→ **Task description**
Write out the whole listing word for word.

→ **Record list**
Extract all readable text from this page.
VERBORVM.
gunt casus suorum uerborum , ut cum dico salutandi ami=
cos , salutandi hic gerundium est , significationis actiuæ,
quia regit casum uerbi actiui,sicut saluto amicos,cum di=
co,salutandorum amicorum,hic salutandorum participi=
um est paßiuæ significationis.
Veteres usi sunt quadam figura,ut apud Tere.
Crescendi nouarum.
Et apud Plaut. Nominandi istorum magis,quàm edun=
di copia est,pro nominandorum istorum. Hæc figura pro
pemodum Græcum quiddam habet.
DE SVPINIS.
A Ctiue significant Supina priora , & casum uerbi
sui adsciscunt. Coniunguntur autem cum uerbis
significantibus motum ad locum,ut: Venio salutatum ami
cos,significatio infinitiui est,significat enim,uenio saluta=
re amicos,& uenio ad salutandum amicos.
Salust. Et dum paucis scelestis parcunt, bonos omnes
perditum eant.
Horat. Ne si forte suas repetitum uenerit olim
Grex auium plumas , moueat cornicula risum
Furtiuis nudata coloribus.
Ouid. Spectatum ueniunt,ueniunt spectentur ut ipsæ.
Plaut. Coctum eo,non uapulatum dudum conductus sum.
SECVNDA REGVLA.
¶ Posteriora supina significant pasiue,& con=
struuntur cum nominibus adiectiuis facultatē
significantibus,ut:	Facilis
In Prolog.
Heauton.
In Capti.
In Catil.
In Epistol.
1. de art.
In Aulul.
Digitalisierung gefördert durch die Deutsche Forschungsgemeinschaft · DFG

→ **Expected answer**
Extract all readable text from this page.
VERBORVM.
gunt casus suorum uerborum , ut cum dico salutandi ami=
cos , salutandi hic gerundium est , significationis actiuæ,
quia regit casum uerbi actiui,sicut saluto amicos,cum di=
co,salutandorum amicorum,hic salutandorum participi=
um est paßiuæ significationis.
Veteres usi sunt quadam figura,ut apud Tere.
Crescendi nouarum.
Et apud Plaut. Nominandi istorum magis,quàm edun=
di copia est,pro nominandorum istorum. Hæc figura pro
pemodum Græcum quiddam habet.
DE SVPINIS.
A Ctiue significant Supina priora , & casum uerbi
sui adsciscunt. Coniunguntur autem cum uerbis
significantibus motum ad locum,ut: Venio salutatum ami
cos,significatio infinitiui est,significat enim,uenio saluta=
re amicos,& uenio ad salutandum amicos.
Salust. Et dum paucis scelestis parcunt, bonos omnes
perditum eant.
Horat. Ne si forte suas repetitum uenerit olim
Grex auium plumas , moueat cornicula risum
Furtiuis nudata coloribus.
Ouid. Spectatum ueniunt,ueniunt spectentur ut ipsæ.
Plaut. Coctum eo,non uapulatum dudum conductus sum.
SECVNDA REGVLA.
¶ Posteriora supina significant pasiue,& con=
struuntur cum nominibus adiectiuis facultatē
significantibus,ut:	Facilis
In Prolog.
Heauton.
In Capti.
In Catil.
In Epistol.
1. de art.
In Aulul.
Digitalisierung gefördert durch die Deutsche Forschungsgemeinschaft · DFG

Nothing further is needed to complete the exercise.